▶ **PROBLEM DESCRIPTION**: Each entry below is to be printed verbatim.
----
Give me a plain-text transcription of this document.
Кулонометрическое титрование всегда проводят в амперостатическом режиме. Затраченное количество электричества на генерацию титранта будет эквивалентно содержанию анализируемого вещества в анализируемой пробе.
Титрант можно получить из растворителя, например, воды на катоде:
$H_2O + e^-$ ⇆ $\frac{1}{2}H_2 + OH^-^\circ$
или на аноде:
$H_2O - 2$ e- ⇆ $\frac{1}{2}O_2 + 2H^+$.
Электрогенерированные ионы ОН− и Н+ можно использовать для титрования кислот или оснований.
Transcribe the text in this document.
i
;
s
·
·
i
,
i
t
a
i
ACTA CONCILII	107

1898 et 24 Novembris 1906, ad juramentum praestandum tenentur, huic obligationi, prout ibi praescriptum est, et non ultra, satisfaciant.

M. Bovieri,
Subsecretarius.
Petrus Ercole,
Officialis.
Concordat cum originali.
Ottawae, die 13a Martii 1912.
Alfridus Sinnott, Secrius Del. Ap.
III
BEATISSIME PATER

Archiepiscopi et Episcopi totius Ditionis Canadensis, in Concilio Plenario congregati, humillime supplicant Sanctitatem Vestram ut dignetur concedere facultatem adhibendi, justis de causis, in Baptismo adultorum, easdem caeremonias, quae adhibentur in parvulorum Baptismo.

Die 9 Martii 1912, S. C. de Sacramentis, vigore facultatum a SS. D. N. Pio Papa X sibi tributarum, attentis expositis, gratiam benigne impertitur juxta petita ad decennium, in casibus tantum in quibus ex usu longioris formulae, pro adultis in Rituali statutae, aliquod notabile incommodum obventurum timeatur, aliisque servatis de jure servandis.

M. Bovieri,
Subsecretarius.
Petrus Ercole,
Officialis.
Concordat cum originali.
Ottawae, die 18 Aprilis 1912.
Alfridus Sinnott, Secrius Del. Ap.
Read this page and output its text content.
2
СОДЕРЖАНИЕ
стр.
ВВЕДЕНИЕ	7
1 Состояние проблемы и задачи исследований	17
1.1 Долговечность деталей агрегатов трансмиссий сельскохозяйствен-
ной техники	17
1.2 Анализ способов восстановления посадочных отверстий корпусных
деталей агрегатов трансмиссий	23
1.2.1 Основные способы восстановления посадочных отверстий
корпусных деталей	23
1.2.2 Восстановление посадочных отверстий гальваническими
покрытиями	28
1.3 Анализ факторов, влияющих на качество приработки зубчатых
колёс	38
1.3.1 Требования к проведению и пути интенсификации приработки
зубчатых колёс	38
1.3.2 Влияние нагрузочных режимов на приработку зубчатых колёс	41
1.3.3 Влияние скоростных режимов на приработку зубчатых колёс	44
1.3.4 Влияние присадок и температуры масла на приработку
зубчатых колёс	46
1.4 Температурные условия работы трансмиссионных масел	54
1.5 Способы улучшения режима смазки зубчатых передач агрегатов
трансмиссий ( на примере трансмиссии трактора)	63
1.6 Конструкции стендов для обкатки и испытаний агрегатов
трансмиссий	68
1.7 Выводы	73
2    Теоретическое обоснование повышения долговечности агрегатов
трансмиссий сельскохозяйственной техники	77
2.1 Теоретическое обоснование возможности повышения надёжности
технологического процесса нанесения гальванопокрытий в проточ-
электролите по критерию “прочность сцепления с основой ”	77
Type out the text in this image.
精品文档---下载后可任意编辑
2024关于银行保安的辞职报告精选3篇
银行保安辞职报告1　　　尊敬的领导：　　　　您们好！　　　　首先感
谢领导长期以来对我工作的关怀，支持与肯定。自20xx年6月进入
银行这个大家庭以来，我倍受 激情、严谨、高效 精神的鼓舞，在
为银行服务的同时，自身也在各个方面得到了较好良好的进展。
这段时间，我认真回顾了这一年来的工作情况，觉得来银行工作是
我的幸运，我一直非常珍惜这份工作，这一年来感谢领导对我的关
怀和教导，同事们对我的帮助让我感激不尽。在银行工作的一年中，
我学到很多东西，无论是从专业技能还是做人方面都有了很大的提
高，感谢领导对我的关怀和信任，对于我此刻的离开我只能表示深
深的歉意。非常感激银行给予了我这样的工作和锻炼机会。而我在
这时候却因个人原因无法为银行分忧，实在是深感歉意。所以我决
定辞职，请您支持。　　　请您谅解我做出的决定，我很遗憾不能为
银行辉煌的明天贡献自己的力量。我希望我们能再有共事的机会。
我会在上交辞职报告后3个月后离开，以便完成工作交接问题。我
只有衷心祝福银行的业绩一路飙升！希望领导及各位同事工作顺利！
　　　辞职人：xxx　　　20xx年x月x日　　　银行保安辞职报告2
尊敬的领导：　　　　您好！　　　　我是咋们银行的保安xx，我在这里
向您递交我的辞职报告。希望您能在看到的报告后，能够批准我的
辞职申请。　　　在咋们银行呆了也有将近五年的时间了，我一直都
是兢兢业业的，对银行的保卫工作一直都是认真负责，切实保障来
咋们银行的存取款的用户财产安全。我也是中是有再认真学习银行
----
▶ **TASK RESPONSE**:
Give me a plain-text transcription of this document.
Кулонометрическое титрование всегда проводят в амперостатическом режиме. Затраченное количество электричества на генерацию титранта будет эквивалентно содержанию анализируемого вещества в анализируемой пробе.
Титрант можно получить из растворителя, например, воды на катоде:
$H_2O + e^-$ ⇆ $\frac{1}{2}H_2 + OH^-^\circ$
или на аноде:
$H_2O - 2$ e- ⇆ $\frac{1}{2}O_2 + 2H^+$.
Электрогенерированные ионы ОН− и Н+ можно использовать для титрования кислот или оснований.
Transcribe the text in this document.
i
;
s
·
·
i
,
i
t
a
i
ACTA CONCILII	107

1898 et 24 Novembris 1906, ad juramentum praestandum tenentur, huic obligationi, prout ibi praescriptum est, et non ultra, satisfaciant.

M. Bovieri,
Subsecretarius.
Petrus Ercole,
Officialis.
Concordat cum originali.
Ottawae, die 13a Martii 1912.
Alfridus Sinnott, Secrius Del. Ap.
III
BEATISSIME PATER

Archiepiscopi et Episcopi totius Ditionis Canadensis, in Concilio Plenario congregati, humillime supplicant Sanctitatem Vestram ut dignetur concedere facultatem adhibendi, justis de causis, in Baptismo adultorum, easdem caeremonias, quae adhibentur in parvulorum Baptismo.

Die 9 Martii 1912, S. C. de Sacramentis, vigore facultatum a SS. D. N. Pio Papa X sibi tributarum, attentis expositis, gratiam benigne impertitur juxta petita ad decennium, in casibus tantum in quibus ex usu longioris formulae, pro adultis in Rituali statutae, aliquod notabile incommodum obventurum timeatur, aliisque servatis de jure servandis.

M. Bovieri,
Subsecretarius.
Petrus Ercole,
Officialis.
Concordat cum originali.
Ottawae, die 18 Aprilis 1912.
Alfridus Sinnott, Secrius Del. Ap.
Read this page and output its text content.
2
СОДЕРЖАНИЕ
стр.
ВВЕДЕНИЕ	7
1 Состояние проблемы и задачи исследований	17
1.1 Долговечность деталей агрегатов трансмиссий сельскохозяйствен-
ной техники	17
1.2 Анализ способов восстановления посадочных отверстий корпусных
деталей агрегатов трансмиссий	23
1.2.1 Основные способы восстановления посадочных отверстий
корпусных деталей	23
1.2.2 Восстановление посадочных отверстий гальваническими
покрытиями	28
1.3 Анализ факторов, влияющих на качество приработки зубчатых
колёс	38
1.3.1 Требования к проведению и пути интенсификации приработки
зубчатых колёс	38
1.3.2 Влияние нагрузочных режимов на приработку зубчатых колёс	41
1.3.3 Влияние скоростных режимов на приработку зубчатых колёс	44
1.3.4 Влияние присадок и температуры масла на приработку
зубчатых колёс	46
1.4 Температурные условия работы трансмиссионных масел	54
1.5 Способы улучшения режима смазки зубчатых передач агрегатов
трансмиссий ( на примере трансмиссии трактора)	63
1.6 Конструкции стендов для обкатки и испытаний агрегатов
трансмиссий	68
1.7 Выводы	73
2    Теоретическое обоснование повышения долговечности агрегатов
трансмиссий сельскохозяйственной техники	77
2.1 Теоретическое обоснование возможности повышения надёжности
технологического процесса нанесения гальванопокрытий в проточ-
электролите по критерию “прочность сцепления с основой ”	77
Type out the text in this image.
精品文档---下载后可任意编辑
2024关于银行保安的辞职报告精选3篇
银行保安辞职报告1　　　尊敬的领导：　　　　您们好！　　　　首先感
谢领导长期以来对我工作的关怀，支持与肯定。自20xx年6月进入
银行这个大家庭以来，我倍受 激情、严谨、高效 精神的鼓舞，在
为银行服务的同时，自身也在各个方面得到了较好良好的进展。
这段时间，我认真回顾了这一年来的工作情况，觉得来银行工作是
我的幸运，我一直非常珍惜这份工作，这一年来感谢领导对我的关
怀和教导，同事们对我的帮助让我感激不尽。在银行工作的一年中，
我学到很多东西，无论是从专业技能还是做人方面都有了很大的提
高，感谢领导对我的关怀和信任，对于我此刻的离开我只能表示深
深的歉意。非常感激银行给予了我这样的工作和锻炼机会。而我在
这时候却因个人原因无法为银行分忧，实在是深感歉意。所以我决
定辞职，请您支持。　　　请您谅解我做出的决定，我很遗憾不能为
银行辉煌的明天贡献自己的力量。我希望我们能再有共事的机会。
我会在上交辞职报告后3个月后离开，以便完成工作交接问题。我
只有衷心祝福银行的业绩一路飙升！希望领导及各位同事工作顺利！
　　　辞职人：xxx　　　20xx年x月x日　　　银行保安辞职报告2
尊敬的领导：　　　　您好！　　　　我是咋们银行的保安xx，我在这里
向您递交我的辞职报告。希望您能在看到的报告后，能够批准我的
辞职申请。　　　在咋们银行呆了也有将近五年的时间了，我一直都
是兢兢业业的，对银行的保卫工作一直都是认真负责，切实保障来
咋们银行的存取款的用户财产安全。我也是中是有再认真学习银行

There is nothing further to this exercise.